EXERCISE DIRECTIONS -
Only lines with the string "velocity" matter here; gather them from the material below.

**********

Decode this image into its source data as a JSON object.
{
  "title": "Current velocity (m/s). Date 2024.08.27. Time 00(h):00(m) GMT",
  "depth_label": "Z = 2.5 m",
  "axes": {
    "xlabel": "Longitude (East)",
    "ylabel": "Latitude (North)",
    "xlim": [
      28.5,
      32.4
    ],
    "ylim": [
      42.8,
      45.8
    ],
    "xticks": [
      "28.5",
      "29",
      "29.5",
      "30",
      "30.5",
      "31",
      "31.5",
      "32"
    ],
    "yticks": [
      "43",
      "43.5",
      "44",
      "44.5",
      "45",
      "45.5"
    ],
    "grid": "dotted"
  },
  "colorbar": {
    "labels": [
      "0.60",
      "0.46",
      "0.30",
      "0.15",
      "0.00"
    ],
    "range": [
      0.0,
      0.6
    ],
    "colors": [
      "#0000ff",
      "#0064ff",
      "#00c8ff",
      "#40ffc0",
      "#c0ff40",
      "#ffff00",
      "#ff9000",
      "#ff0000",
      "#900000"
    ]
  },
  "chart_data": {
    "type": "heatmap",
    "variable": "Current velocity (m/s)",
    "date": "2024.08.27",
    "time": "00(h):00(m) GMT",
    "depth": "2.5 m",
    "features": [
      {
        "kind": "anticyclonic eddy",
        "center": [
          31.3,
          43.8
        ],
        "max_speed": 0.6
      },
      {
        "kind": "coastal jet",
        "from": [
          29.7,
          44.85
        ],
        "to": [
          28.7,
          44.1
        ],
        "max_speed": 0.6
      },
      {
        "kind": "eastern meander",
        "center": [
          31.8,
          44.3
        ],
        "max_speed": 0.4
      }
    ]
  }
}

**********

EXERCISE RESULT -
  "title": "Current velocity (m/s). Date 2024.08.27. Time 00(h):00(m) GMT",
    "variable": "Current velocity (m/s)",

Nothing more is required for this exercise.